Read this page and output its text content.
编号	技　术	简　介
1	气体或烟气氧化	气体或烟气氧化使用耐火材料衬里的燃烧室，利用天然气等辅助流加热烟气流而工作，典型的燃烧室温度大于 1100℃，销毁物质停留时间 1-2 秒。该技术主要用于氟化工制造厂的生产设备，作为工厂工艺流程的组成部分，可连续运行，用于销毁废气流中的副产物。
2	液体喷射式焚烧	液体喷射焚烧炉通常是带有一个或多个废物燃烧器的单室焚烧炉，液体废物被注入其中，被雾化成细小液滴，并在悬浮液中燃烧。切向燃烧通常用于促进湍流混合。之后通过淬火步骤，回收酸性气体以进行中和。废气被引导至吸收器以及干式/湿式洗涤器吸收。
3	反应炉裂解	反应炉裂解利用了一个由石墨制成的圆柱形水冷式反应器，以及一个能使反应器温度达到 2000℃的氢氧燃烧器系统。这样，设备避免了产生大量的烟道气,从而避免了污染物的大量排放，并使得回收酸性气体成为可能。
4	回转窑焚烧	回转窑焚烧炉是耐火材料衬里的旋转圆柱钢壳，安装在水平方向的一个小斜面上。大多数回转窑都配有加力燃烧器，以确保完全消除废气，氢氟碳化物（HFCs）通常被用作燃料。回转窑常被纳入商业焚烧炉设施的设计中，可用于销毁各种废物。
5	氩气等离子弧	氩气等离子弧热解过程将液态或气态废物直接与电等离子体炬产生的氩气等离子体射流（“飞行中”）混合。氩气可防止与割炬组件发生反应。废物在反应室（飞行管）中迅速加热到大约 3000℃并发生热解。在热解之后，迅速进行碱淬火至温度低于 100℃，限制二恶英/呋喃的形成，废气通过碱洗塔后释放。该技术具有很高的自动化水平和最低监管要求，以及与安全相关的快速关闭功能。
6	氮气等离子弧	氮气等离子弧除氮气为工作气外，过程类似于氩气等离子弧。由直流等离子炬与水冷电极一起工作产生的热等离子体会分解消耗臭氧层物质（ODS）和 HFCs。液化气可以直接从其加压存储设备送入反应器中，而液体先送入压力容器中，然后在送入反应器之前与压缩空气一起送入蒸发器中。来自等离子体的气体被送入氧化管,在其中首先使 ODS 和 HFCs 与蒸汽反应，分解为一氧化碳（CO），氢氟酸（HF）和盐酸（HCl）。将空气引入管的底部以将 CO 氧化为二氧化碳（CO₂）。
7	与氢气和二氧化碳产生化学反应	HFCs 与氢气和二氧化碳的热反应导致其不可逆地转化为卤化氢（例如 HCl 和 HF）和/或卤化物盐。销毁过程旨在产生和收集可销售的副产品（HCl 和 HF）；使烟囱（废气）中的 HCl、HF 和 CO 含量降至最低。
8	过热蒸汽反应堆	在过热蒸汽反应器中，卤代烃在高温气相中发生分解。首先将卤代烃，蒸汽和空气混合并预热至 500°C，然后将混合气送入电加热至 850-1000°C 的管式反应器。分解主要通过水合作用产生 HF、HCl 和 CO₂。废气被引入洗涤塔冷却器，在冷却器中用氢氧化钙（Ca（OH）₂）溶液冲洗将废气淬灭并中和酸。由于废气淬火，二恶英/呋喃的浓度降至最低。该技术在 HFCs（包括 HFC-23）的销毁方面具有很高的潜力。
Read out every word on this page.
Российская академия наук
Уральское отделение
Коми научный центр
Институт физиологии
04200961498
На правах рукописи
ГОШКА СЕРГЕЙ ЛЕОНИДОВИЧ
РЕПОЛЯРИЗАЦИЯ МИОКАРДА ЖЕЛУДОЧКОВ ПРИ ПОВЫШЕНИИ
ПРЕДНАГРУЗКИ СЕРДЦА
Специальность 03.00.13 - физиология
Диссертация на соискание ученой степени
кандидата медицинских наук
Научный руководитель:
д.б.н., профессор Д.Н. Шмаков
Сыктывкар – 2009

*Stated task*. Print only the lines from the one with "Read out every word on this page." to the end of the records, both included.

*Answer for the task*.
Read out every word on this page.
Российская академия наук
Уральское отделение
Коми научный центр
Институт физиологии
04200961498
На правах рукописи
ГОШКА СЕРГЕЙ ЛЕОНИДОВИЧ
РЕПОЛЯРИЗАЦИЯ МИОКАРДА ЖЕЛУДОЧКОВ ПРИ ПОВЫШЕНИИ
ПРЕДНАГРУЗКИ СЕРДЦА
Специальность 03.00.13 - физиология
Диссертация на соискание ученой степени
кандидата медицинских наук
Научный руководитель:
д.б.н., профессор Д.Н. Шмаков
Сыктывкар – 2009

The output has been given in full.